[Start GIVEN RECORDS]

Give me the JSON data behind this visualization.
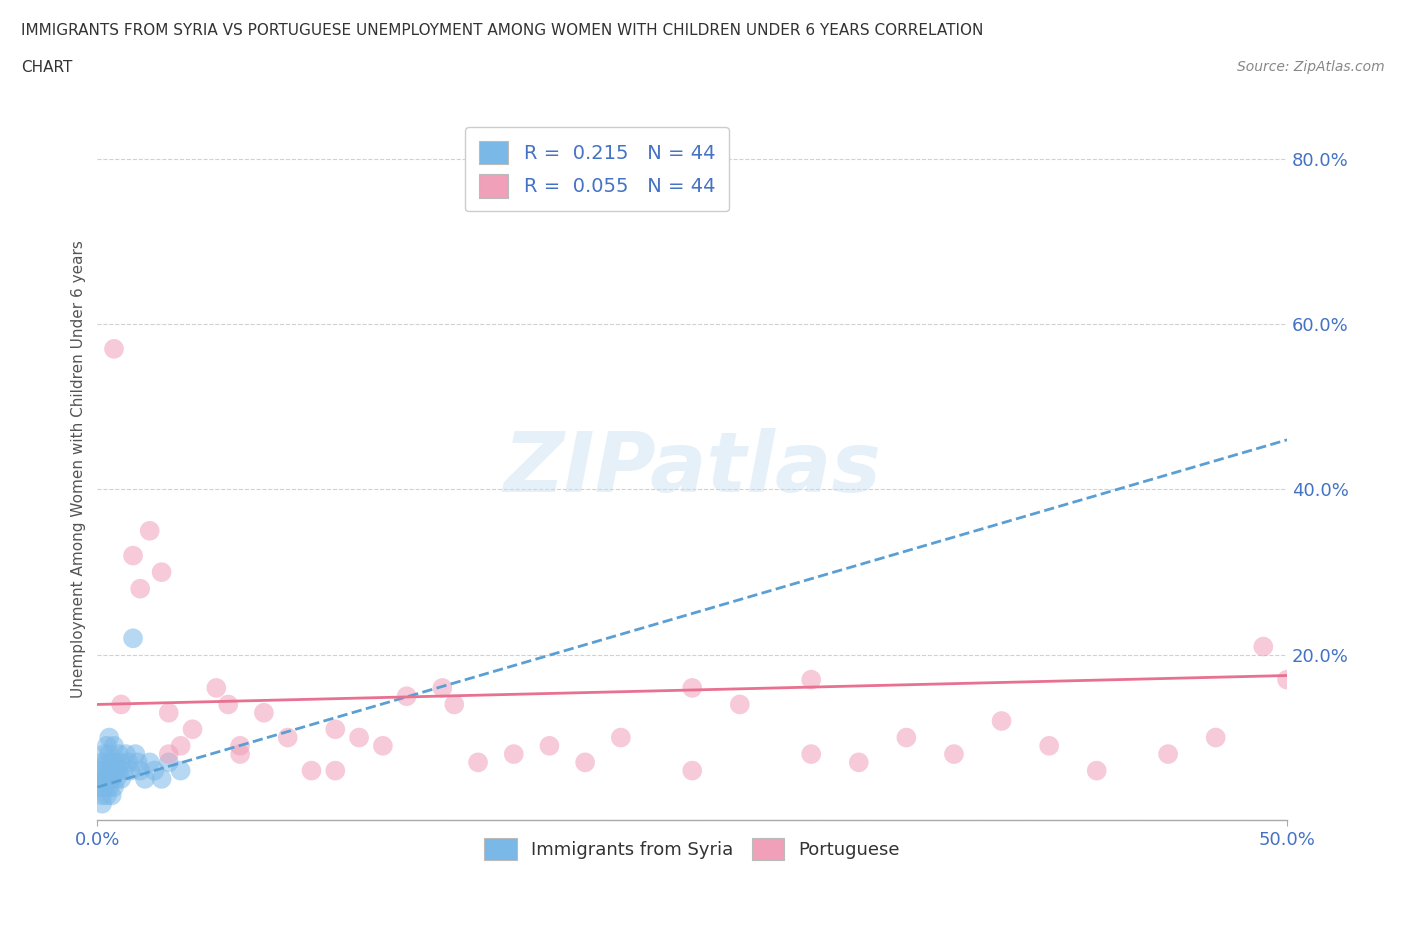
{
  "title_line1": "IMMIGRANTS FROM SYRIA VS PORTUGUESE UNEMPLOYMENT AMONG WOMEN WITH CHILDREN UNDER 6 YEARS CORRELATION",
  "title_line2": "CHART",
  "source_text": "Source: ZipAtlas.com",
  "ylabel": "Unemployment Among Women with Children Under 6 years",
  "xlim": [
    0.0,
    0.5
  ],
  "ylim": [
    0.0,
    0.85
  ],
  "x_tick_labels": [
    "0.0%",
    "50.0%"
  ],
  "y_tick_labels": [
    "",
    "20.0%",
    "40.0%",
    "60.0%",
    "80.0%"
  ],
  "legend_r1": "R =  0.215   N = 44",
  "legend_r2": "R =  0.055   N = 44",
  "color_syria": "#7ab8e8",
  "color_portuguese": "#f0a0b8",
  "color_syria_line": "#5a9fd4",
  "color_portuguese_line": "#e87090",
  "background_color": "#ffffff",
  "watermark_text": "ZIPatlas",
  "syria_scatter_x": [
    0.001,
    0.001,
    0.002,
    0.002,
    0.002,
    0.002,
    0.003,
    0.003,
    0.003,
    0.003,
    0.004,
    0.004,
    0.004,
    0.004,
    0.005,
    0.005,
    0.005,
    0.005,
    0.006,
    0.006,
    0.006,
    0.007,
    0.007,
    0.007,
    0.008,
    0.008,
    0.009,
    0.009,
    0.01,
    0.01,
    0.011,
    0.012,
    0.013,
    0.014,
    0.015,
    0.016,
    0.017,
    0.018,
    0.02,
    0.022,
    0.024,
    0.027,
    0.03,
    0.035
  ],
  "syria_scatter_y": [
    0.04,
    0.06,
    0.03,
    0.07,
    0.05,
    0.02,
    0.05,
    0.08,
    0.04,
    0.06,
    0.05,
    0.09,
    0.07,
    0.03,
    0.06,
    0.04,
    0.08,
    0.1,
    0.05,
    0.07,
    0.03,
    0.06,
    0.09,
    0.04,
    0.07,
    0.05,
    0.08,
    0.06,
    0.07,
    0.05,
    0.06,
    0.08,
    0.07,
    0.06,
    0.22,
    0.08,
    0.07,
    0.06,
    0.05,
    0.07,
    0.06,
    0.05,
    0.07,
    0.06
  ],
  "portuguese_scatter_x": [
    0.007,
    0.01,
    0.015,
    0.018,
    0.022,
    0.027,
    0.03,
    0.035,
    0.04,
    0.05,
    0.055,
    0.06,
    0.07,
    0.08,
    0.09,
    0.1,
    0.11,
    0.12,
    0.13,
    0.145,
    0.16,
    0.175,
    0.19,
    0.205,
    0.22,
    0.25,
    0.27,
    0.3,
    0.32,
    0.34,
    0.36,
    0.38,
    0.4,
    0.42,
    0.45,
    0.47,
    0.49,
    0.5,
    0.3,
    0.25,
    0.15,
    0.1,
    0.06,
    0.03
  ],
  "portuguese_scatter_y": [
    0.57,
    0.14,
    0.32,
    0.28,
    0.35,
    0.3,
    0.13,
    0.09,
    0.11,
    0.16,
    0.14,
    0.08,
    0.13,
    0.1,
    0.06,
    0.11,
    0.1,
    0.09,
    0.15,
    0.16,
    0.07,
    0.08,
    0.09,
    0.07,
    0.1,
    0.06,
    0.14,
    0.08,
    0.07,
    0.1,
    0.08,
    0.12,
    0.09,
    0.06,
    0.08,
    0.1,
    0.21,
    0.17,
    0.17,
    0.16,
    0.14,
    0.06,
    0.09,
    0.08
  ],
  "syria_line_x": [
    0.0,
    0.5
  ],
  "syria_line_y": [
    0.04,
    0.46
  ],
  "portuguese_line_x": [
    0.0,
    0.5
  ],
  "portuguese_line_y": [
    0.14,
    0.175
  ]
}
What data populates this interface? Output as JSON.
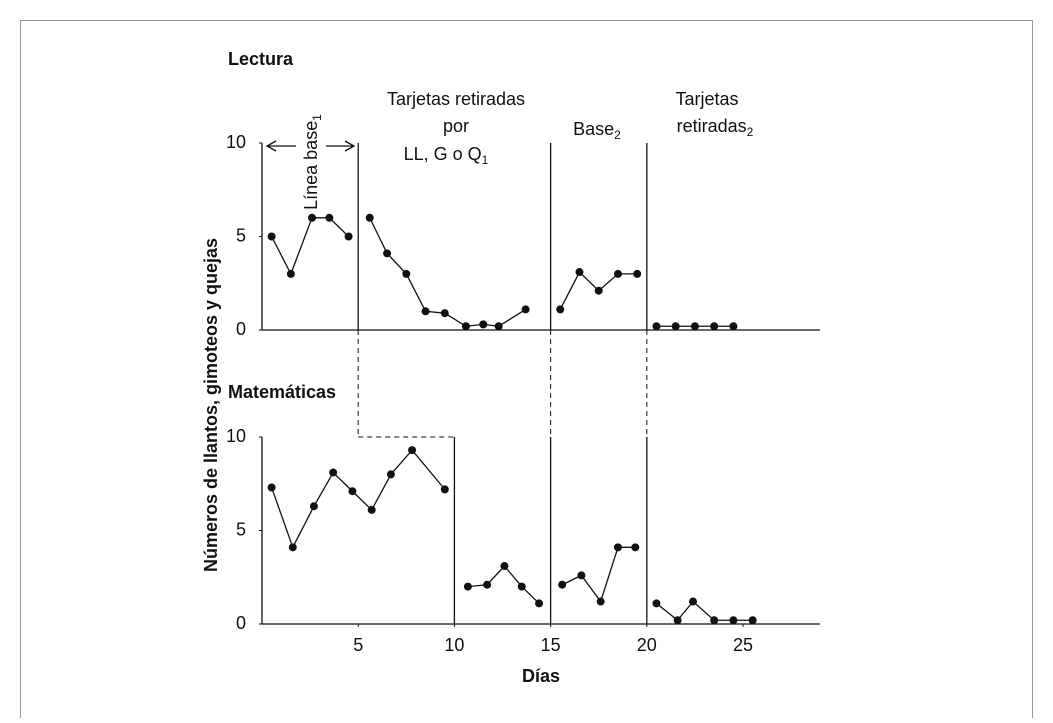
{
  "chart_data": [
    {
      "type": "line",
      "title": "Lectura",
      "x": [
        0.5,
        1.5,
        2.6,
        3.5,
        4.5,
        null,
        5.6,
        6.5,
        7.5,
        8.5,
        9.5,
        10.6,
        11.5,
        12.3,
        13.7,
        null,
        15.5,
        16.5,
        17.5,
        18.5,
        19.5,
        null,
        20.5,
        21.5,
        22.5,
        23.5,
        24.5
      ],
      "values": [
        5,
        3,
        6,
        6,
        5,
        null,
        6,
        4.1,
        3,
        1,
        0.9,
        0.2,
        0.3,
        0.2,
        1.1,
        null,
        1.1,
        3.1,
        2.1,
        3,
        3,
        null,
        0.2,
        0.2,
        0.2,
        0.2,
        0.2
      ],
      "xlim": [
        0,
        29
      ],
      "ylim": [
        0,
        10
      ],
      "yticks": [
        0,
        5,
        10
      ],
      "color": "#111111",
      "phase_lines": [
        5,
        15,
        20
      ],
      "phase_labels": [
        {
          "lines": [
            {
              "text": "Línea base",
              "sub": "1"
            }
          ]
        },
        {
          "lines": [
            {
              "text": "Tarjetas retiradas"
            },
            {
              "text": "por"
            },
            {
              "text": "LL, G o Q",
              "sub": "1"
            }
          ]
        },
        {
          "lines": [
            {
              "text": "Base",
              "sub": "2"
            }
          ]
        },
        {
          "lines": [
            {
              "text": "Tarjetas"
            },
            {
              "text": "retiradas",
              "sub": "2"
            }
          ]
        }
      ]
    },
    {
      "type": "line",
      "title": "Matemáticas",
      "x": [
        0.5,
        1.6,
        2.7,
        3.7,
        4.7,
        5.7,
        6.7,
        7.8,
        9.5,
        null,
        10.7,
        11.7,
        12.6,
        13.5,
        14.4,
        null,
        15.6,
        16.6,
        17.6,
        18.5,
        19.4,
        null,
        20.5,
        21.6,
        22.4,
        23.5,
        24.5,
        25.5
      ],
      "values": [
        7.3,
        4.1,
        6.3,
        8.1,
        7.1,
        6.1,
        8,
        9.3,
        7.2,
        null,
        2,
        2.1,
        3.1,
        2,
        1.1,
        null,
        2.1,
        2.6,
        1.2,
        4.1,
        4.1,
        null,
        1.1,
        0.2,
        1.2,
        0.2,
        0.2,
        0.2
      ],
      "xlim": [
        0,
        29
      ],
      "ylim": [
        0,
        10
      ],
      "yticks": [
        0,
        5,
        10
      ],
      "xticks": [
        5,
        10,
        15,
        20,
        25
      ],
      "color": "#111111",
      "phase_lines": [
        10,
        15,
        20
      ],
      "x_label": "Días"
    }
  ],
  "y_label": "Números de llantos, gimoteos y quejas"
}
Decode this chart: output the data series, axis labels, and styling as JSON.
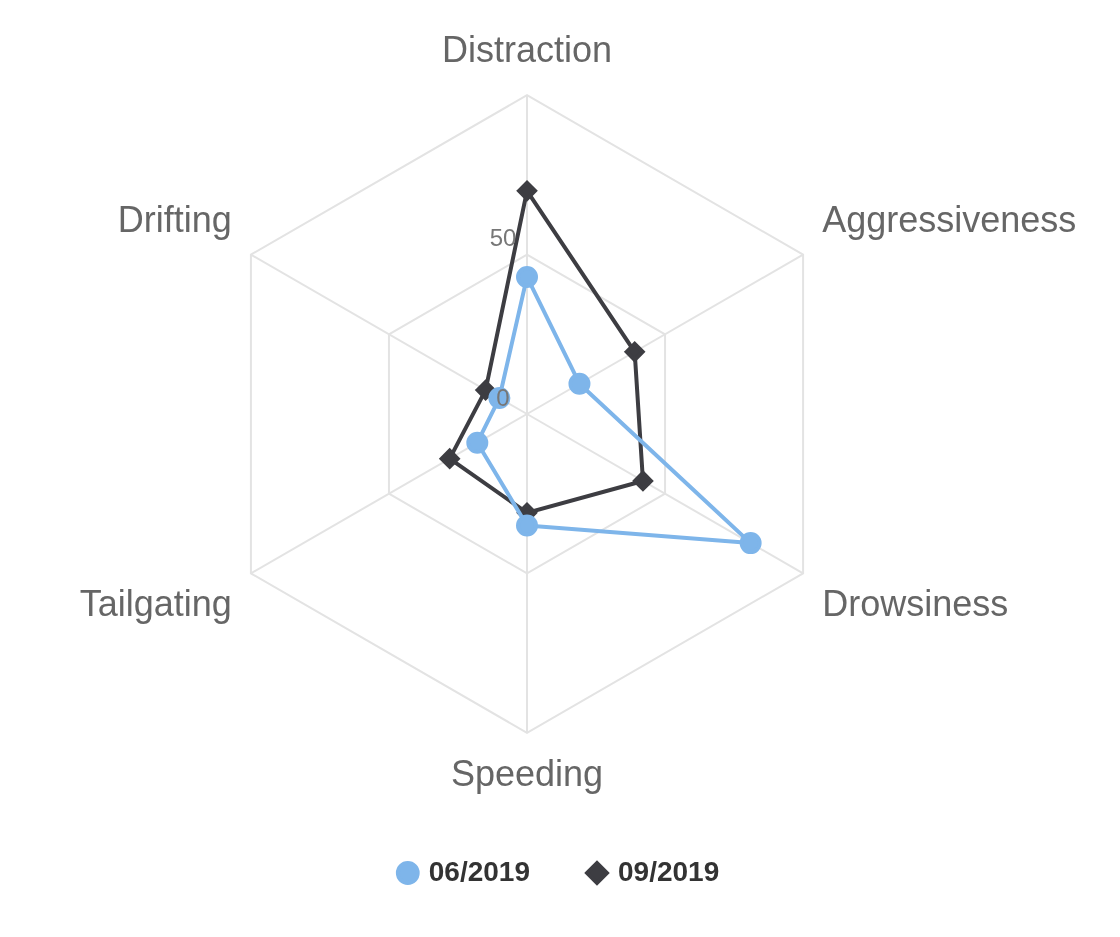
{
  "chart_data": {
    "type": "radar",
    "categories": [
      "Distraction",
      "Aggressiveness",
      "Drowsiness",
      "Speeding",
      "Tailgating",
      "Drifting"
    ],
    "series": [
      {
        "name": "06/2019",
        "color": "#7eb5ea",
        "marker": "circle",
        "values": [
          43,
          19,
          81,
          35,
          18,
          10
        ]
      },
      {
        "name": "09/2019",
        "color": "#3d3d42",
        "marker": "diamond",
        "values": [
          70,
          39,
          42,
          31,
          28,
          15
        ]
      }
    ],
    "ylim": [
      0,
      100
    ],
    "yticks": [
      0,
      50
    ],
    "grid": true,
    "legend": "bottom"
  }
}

[End GIVEN RECORDS]

GIVEN EXERCISE
Leave out the pictures and retype every line above exactly.

CORRECT RESULT
Give me the JSON data behind this visualization.
{
  "title_line1": "IMMIGRANTS FROM SYRIA VS PORTUGUESE UNEMPLOYMENT AMONG WOMEN WITH CHILDREN UNDER 6 YEARS CORRELATION",
  "title_line2": "CHART",
  "source_text": "Source: ZipAtlas.com",
  "ylabel": "Unemployment Among Women with Children Under 6 years",
  "xlim": [
    0.0,
    0.5
  ],
  "ylim": [
    0.0,
    0.85
  ],
  "x_tick_labels": [
    "0.0%",
    "50.0%"
  ],
  "y_tick_labels": [
    "",
    "20.0%",
    "40.0%",
    "60.0%",
    "80.0%"
  ],
  "legend_r1": "R =  0.215   N = 44",
  "legend_r2": "R =  0.055   N = 44",
  "color_syria": "#7ab8e8",
  "color_portuguese": "#f0a0b8",
  "color_syria_line": "#5a9fd4",
  "color_portuguese_line": "#e87090",
  "background_color": "#ffffff",
  "watermark_text": "ZIPatlas",
  "syria_scatter_x": [
    0.001,
    0.001,
    0.002,
    0.002,
    0.002,
    0.002,
    0.003,
    0.003,
    0.003,
    0.003,
    0.004,
    0.004,
    0.004,
    0.004,
    0.005,
    0.005,
    0.005,
    0.005,
    0.006,
    0.006,
    0.006,
    0.007,
    0.007,
    0.007,
    0.008,
    0.008,
    0.009,
    0.009,
    0.01,
    0.01,
    0.011,
    0.012,
    0.013,
    0.014,
    0.015,
    0.016,
    0.017,
    0.018,
    0.02,
    0.022,
    0.024,
    0.027,
    0.03,
    0.035
  ],
  "syria_scatter_y": [
    0.04,
    0.06,
    0.03,
    0.07,
    0.05,
    0.02,
    0.05,
    0.08,
    0.04,
    0.06,
    0.05,
    0.09,
    0.07,
    0.03,
    0.06,
    0.04,
    0.08,
    0.1,
    0.05,
    0.07,
    0.03,
    0.06,
    0.09,
    0.04,
    0.07,
    0.05,
    0.08,
    0.06,
    0.07,
    0.05,
    0.06,
    0.08,
    0.07,
    0.06,
    0.22,
    0.08,
    0.07,
    0.06,
    0.05,
    0.07,
    0.06,
    0.05,
    0.07,
    0.06
  ],
  "portuguese_scatter_x": [
    0.007,
    0.01,
    0.015,
    0.018,
    0.022,
    0.027,
    0.03,
    0.035,
    0.04,
    0.05,
    0.055,
    0.06,
    0.07,
    0.08,
    0.09,
    0.1,
    0.11,
    0.12,
    0.13,
    0.145,
    0.16,
    0.175,
    0.19,
    0.205,
    0.22,
    0.25,
    0.27,
    0.3,
    0.32,
    0.34,
    0.36,
    0.38,
    0.4,
    0.42,
    0.45,
    0.47,
    0.49,
    0.5,
    0.3,
    0.25,
    0.15,
    0.1,
    0.06,
    0.03
  ],
  "portuguese_scatter_y": [
    0.57,
    0.14,
    0.32,
    0.28,
    0.35,
    0.3,
    0.13,
    0.09,
    0.11,
    0.16,
    0.14,
    0.08,
    0.13,
    0.1,
    0.06,
    0.11,
    0.1,
    0.09,
    0.15,
    0.16,
    0.07,
    0.08,
    0.09,
    0.07,
    0.1,
    0.06,
    0.14,
    0.08,
    0.07,
    0.1,
    0.08,
    0.12,
    0.09,
    0.06,
    0.08,
    0.1,
    0.21,
    0.17,
    0.17,
    0.16,
    0.14,
    0.06,
    0.09,
    0.08
  ],
  "syria_line_x": [
    0.0,
    0.5
  ],
  "syria_line_y": [
    0.04,
    0.46
  ],
  "portuguese_line_x": [
    0.0,
    0.5
  ],
  "portuguese_line_y": [
    0.14,
    0.175
  ]
}
What data populates this interface? Output as JSON.
{
  "chart_data": [
    {
      "type": "line",
      "title": "Lectura",
      "x": [
        0.5,
        1.5,
        2.6,
        3.5,
        4.5,
        null,
        5.6,
        6.5,
        7.5,
        8.5,
        9.5,
        10.6,
        11.5,
        12.3,
        13.7,
        null,
        15.5,
        16.5,
        17.5,
        18.5,
        19.5,
        null,
        20.5,
        21.5,
        22.5,
        23.5,
        24.5
      ],
      "values": [
        5,
        3,
        6,
        6,
        5,
        null,
        6,
        4.1,
        3,
        1,
        0.9,
        0.2,
        0.3,
        0.2,
        1.1,
        null,
        1.1,
        3.1,
        2.1,
        3,
        3,
        null,
        0.2,
        0.2,
        0.2,
        0.2,
        0.2
      ],
      "xlim": [
        0,
        29
      ],
      "ylim": [
        0,
        10
      ],
      "yticks": [
        0,
        5,
        10
      ],
      "color": "#111111",
      "phase_lines": [
        5,
        15,
        20
      ],
      "phase_labels": [
        {
          "lines": [
            {
              "text": "Línea base",
              "sub": "1"
            }
          ]
        },
        {
          "lines": [
            {
              "text": "Tarjetas retiradas"
            },
            {
              "text": "por"
            },
            {
              "text": "LL, G o Q",
              "sub": "1"
            }
          ]
        },
        {
          "lines": [
            {
              "text": "Base",
              "sub": "2"
            }
          ]
        },
        {
          "lines": [
            {
              "text": "Tarjetas"
            },
            {
              "text": "retiradas",
              "sub": "2"
            }
          ]
        }
      ]
    },
    {
      "type": "line",
      "title": "Matemáticas",
      "x": [
        0.5,
        1.6,
        2.7,
        3.7,
        4.7,
        5.7,
        6.7,
        7.8,
        9.5,
        null,
        10.7,
        11.7,
        12.6,
        13.5,
        14.4,
        null,
        15.6,
        16.6,
        17.6,
        18.5,
        19.4,
        null,
        20.5,
        21.6,
        22.4,
        23.5,
        24.5,
        25.5
      ],
      "values": [
        7.3,
        4.1,
        6.3,
        8.1,
        7.1,
        6.1,
        8,
        9.3,
        7.2,
        null,
        2,
        2.1,
        3.1,
        2,
        1.1,
        null,
        2.1,
        2.6,
        1.2,
        4.1,
        4.1,
        null,
        1.1,
        0.2,
        1.2,
        0.2,
        0.2,
        0.2
      ],
      "xlim": [
        0,
        29
      ],
      "ylim": [
        0,
        10
      ],
      "yticks": [
        0,
        5,
        10
      ],
      "xticks": [
        5,
        10,
        15,
        20,
        25
      ],
      "color": "#111111",
      "phase_lines": [
        10,
        15,
        20
      ],
      "x_label": "Días"
    }
  ],
  "y_label": "Números de llantos, gimoteos y quejas"
}
Decode this chart: output the data series, axis labels, and styling as JSON.
{
  "chart_data": {
    "type": "radar",
    "categories": [
      "Distraction",
      "Aggressiveness",
      "Drowsiness",
      "Speeding",
      "Tailgating",
      "Drifting"
    ],
    "series": [
      {
        "name": "06/2019",
        "color": "#7eb5ea",
        "marker": "circle",
        "values": [
          43,
          19,
          81,
          35,
          18,
          10
        ]
      },
      {
        "name": "09/2019",
        "color": "#3d3d42",
        "marker": "diamond",
        "values": [
          70,
          39,
          42,
          31,
          28,
          15
        ]
      }
    ],
    "ylim": [
      0,
      100
    ],
    "yticks": [
      0,
      50
    ],
    "grid": true,
    "legend": "bottom"
  }
}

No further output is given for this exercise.